WRITTEN EXERCISE:
Check every line for the word "times" and give the number of lines where it occurs, nothing else.

DATA SECTION:
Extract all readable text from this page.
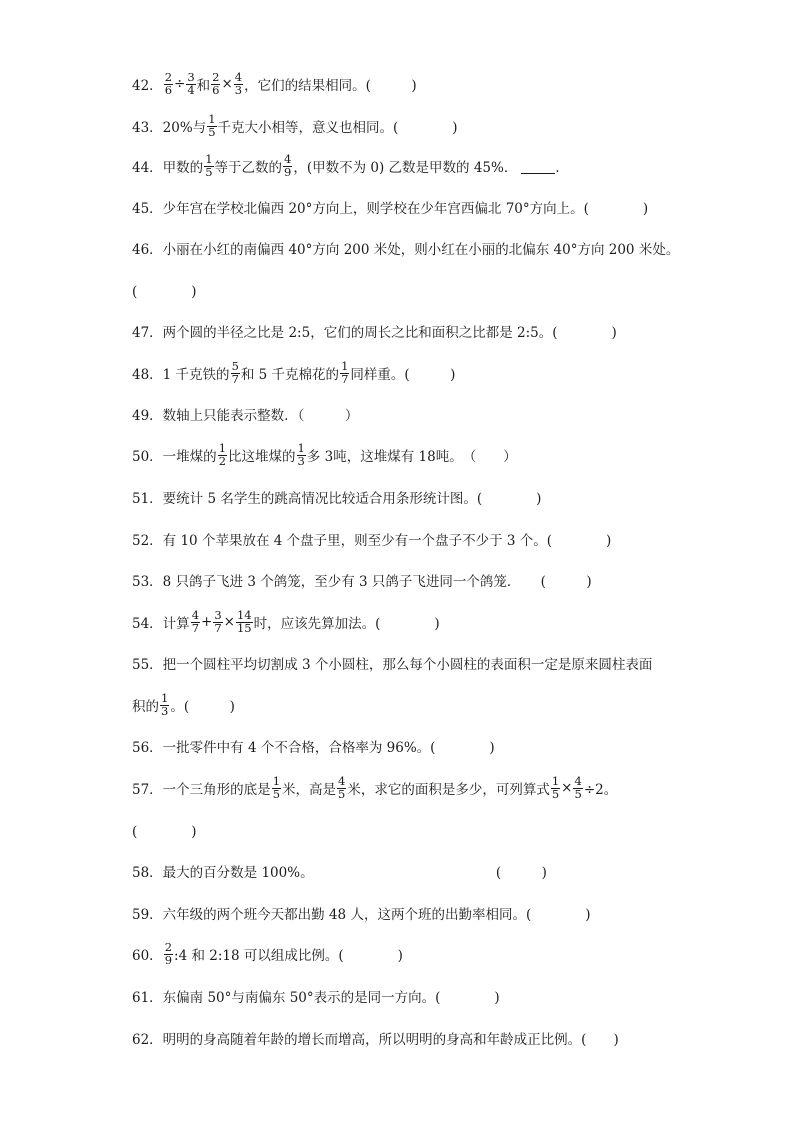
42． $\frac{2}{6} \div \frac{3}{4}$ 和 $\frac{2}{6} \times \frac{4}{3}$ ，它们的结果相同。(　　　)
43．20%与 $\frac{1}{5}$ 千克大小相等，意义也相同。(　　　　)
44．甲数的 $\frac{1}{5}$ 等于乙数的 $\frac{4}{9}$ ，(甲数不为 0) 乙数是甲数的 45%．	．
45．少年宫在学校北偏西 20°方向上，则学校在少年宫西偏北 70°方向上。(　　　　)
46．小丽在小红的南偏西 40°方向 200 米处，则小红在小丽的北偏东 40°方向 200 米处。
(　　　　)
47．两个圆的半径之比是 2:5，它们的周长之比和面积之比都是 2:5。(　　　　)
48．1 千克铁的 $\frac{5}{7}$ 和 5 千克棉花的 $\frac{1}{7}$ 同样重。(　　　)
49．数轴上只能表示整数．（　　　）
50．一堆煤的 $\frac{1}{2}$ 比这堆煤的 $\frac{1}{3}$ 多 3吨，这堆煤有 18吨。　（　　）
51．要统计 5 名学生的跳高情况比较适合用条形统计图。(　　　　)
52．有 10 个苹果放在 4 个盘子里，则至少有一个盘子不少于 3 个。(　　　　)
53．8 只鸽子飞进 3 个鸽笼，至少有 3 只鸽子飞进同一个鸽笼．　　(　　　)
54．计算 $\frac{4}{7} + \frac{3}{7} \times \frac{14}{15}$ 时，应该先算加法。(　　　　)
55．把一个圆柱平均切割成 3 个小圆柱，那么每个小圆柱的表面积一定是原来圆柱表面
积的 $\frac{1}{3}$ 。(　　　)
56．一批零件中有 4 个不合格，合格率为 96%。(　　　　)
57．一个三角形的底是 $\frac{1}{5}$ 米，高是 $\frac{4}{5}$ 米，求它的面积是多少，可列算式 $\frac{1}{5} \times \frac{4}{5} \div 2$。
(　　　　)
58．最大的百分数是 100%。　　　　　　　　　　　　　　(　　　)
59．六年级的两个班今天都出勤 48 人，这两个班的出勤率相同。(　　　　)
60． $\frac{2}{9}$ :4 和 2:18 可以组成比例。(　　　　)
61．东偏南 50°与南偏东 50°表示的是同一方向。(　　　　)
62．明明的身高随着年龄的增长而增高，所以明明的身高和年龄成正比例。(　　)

--

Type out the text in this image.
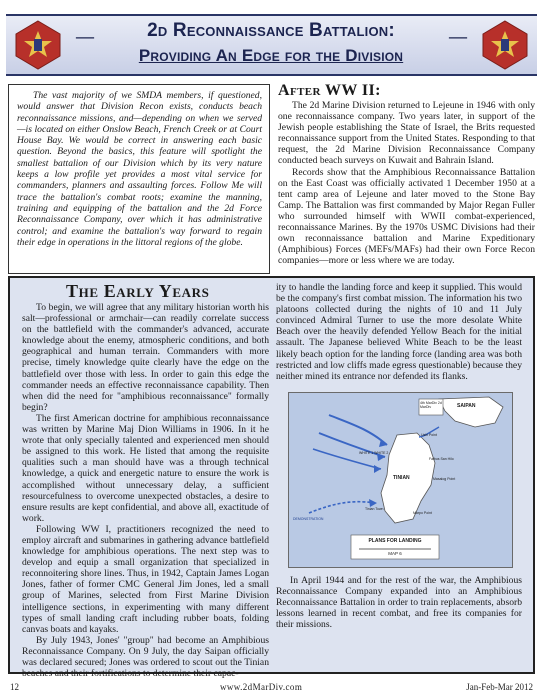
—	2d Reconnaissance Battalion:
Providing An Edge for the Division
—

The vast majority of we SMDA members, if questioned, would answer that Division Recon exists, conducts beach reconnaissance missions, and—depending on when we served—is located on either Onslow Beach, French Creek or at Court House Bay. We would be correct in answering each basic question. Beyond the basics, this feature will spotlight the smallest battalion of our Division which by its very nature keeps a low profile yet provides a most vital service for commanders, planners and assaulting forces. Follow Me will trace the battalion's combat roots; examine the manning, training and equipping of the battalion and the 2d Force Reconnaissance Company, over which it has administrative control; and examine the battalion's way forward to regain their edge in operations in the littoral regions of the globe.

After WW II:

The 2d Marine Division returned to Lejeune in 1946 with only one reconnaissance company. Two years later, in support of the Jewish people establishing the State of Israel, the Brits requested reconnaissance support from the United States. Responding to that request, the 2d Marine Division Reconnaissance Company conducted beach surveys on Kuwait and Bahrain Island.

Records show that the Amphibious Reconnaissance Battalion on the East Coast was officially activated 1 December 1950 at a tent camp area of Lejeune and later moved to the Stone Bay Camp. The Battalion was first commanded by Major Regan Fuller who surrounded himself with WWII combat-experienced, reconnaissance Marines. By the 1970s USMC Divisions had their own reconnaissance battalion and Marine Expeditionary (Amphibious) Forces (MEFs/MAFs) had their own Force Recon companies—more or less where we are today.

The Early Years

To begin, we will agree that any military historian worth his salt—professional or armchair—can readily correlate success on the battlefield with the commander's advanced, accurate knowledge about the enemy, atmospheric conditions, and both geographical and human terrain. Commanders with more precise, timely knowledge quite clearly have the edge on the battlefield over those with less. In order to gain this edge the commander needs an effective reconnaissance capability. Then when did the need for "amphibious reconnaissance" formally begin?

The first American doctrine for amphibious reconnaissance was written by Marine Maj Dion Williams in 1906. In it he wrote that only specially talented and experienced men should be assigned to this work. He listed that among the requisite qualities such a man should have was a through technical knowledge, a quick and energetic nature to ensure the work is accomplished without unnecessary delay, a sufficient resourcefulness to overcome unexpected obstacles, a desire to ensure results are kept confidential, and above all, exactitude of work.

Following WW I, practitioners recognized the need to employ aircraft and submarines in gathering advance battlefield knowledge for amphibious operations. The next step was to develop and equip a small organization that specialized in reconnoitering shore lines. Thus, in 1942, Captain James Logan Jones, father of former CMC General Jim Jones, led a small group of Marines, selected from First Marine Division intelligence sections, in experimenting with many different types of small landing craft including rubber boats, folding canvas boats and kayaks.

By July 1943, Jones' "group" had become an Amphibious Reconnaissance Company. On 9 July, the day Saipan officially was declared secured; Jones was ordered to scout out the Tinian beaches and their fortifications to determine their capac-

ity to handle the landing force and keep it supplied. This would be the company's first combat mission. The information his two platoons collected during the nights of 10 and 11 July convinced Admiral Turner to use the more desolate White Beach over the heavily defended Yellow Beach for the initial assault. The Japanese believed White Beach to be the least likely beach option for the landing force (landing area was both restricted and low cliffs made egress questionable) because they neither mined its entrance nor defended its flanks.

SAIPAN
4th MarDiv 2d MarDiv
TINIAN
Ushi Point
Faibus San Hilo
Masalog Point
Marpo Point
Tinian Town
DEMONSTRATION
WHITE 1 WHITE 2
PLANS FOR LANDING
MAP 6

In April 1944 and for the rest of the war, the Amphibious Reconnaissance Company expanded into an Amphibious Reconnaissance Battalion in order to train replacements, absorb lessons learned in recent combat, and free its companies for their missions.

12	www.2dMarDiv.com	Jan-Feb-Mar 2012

THE RESPONSE:
3